## PROBLEM DESCRIPTION
Copy out all lines that carry the word "sent".

## EXERCISE INPUTS

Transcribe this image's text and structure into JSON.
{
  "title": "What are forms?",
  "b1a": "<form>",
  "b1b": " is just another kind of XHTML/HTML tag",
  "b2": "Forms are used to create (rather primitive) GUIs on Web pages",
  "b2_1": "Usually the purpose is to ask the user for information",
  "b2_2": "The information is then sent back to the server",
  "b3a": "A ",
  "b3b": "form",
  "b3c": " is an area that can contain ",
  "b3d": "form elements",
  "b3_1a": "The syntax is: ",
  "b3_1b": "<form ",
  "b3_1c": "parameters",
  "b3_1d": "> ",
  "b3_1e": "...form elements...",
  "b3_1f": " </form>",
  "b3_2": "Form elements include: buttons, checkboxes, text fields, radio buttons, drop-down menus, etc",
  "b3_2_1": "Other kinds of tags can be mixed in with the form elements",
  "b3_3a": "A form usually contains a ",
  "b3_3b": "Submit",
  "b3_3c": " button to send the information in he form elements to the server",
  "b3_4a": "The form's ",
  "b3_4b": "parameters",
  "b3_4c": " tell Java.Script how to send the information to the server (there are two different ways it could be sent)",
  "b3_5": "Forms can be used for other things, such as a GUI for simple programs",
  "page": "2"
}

## WORKED ANSWER
  "b2_2": "The information is then sent back to the server",
  "b3_4c": " tell Java.Script how to send the information to the server (there are two different ways it could be sent)",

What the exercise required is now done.